» **STATED GOAL**: Identify, in the records below, every line where the string "因配合貨運不同" appears, and copy each such line.

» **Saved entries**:
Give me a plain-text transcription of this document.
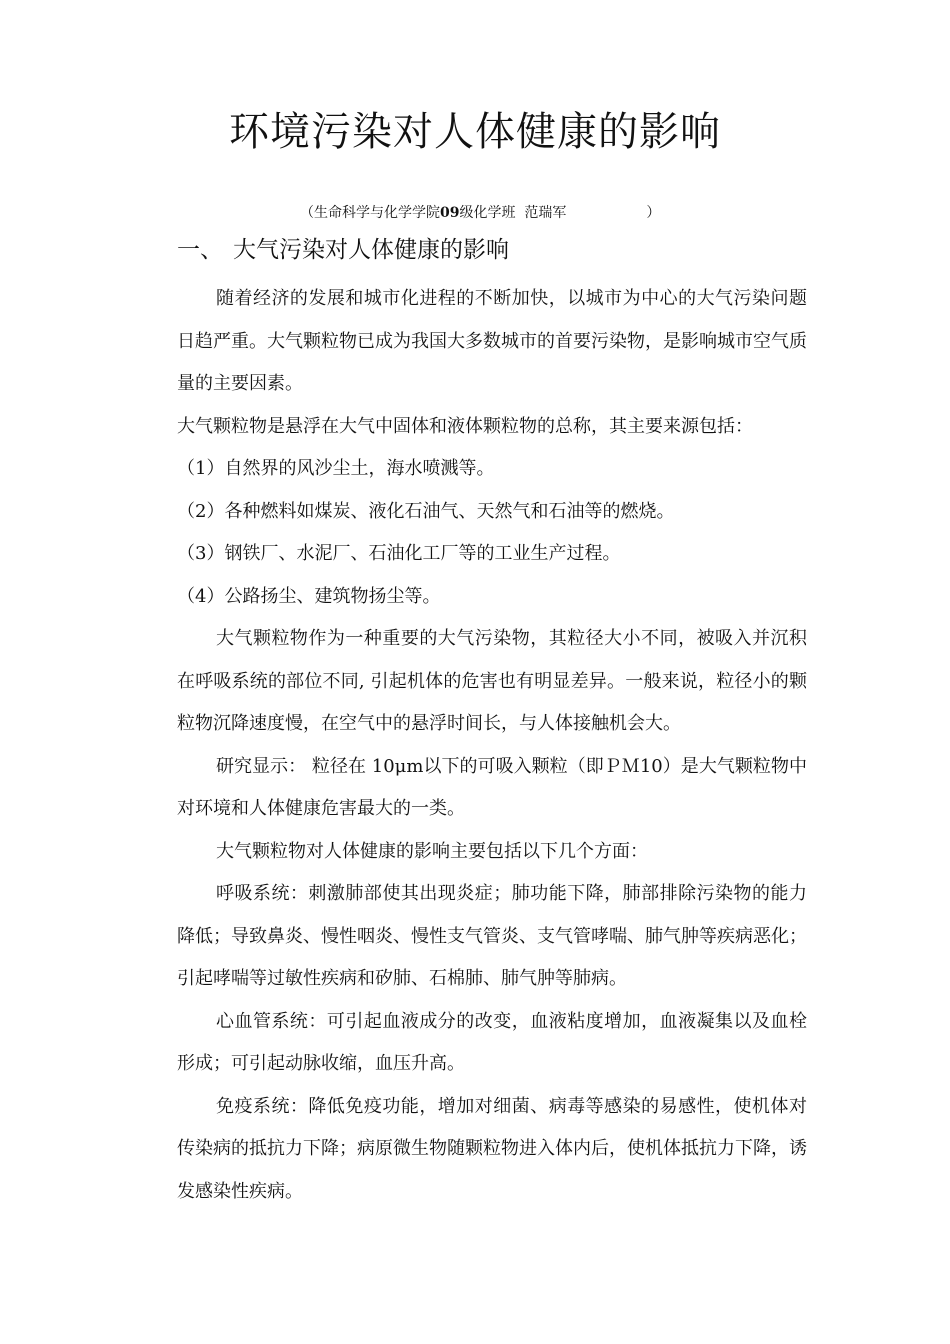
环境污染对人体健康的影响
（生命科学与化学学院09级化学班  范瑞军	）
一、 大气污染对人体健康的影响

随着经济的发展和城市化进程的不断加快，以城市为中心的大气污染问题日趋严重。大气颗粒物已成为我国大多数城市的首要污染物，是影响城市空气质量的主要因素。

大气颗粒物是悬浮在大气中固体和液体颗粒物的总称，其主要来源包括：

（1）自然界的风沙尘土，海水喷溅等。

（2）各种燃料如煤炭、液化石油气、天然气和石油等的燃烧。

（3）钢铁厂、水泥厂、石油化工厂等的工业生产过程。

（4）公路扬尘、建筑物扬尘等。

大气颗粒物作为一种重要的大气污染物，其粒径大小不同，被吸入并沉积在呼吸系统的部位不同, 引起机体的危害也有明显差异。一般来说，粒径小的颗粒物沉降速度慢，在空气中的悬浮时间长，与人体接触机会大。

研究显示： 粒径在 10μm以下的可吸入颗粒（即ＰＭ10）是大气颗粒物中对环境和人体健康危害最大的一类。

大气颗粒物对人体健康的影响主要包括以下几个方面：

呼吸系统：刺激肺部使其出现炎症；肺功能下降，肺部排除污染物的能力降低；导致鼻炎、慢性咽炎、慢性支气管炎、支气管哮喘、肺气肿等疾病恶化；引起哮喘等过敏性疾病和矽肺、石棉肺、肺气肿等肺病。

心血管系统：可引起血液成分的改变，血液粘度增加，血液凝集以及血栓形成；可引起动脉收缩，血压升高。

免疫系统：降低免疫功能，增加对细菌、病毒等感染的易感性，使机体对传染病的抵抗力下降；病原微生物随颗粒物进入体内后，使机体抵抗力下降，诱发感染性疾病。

* * *

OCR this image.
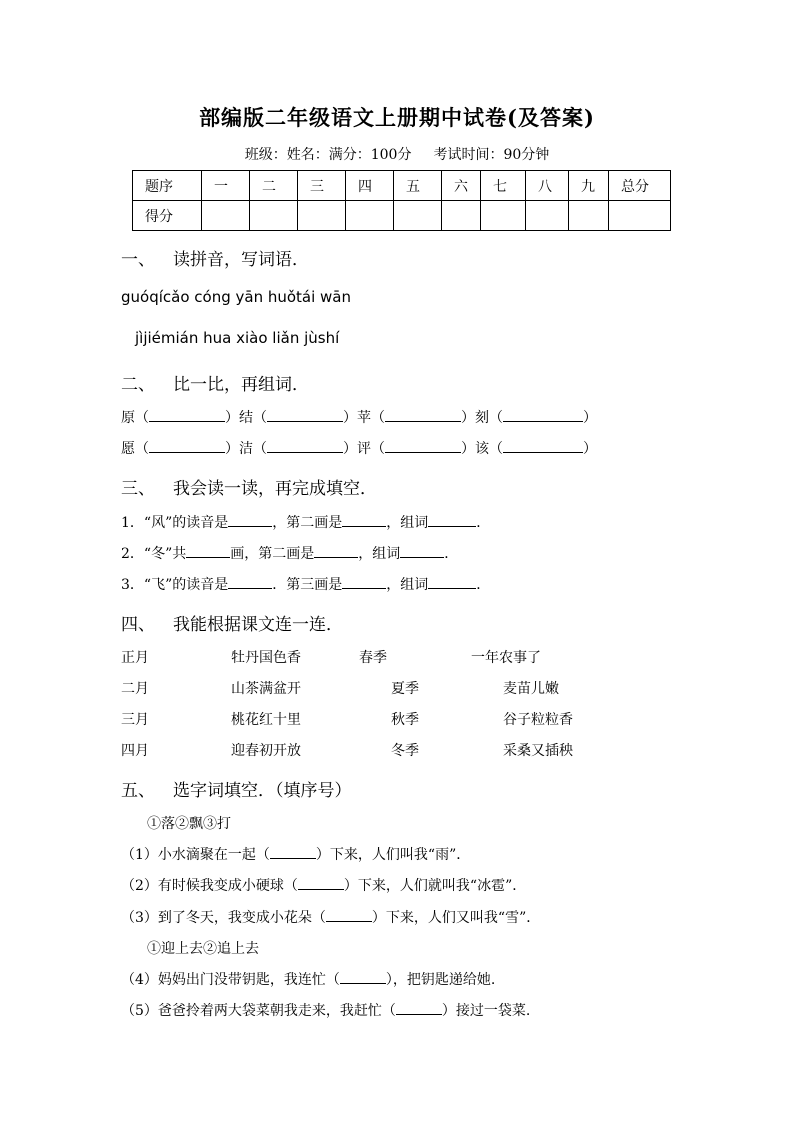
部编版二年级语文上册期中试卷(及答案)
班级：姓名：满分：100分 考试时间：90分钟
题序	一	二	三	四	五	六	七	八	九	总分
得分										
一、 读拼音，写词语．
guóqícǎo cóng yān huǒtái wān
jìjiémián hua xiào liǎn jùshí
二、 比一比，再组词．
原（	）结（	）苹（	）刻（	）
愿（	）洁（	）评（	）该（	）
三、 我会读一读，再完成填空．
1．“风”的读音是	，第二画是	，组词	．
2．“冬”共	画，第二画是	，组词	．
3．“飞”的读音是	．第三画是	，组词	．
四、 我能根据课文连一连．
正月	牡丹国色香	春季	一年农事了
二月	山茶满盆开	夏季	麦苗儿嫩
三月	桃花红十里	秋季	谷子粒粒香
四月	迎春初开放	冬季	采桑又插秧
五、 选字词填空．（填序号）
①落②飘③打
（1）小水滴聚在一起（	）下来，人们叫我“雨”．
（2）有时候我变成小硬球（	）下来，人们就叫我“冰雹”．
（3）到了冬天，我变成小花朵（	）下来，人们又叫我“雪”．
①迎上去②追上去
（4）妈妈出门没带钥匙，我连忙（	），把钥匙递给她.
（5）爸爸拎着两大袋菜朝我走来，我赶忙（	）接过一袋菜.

--

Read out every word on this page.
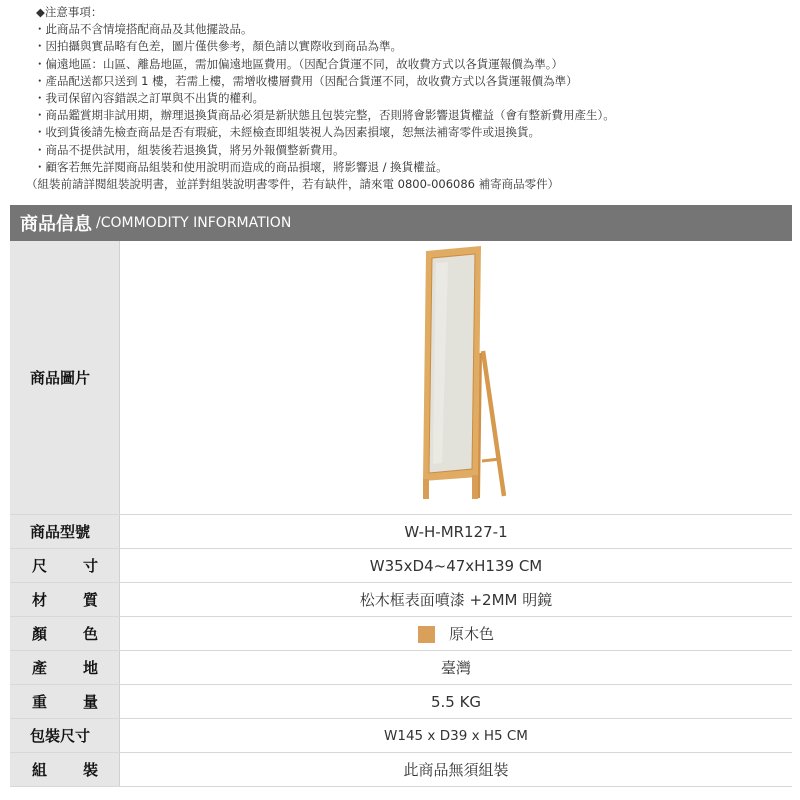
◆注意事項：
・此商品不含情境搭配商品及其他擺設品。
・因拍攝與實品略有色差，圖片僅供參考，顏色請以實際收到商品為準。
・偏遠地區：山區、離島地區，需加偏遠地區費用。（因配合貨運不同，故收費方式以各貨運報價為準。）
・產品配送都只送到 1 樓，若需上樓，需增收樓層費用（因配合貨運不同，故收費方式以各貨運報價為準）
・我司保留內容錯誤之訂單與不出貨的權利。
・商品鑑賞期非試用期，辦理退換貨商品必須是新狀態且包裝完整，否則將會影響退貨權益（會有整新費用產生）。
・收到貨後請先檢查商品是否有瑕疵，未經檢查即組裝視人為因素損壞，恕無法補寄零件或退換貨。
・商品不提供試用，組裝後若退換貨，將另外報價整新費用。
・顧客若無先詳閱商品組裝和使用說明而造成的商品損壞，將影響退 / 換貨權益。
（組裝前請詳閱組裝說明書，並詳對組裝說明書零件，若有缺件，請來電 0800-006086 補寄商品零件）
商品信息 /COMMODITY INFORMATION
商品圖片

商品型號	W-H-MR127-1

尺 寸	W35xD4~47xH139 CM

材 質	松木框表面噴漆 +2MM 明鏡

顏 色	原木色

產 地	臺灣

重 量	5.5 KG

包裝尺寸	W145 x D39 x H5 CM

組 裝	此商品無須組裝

» **ANSWER TO THIS TASK**:
・偏遠地區：山區、離島地區，需加偏遠地區費用。（因配合貨運不同，故收費方式以各貨運報價為準。）
・產品配送都只送到 1 樓，若需上樓，需增收樓層費用（因配合貨運不同，故收費方式以各貨運報價為準）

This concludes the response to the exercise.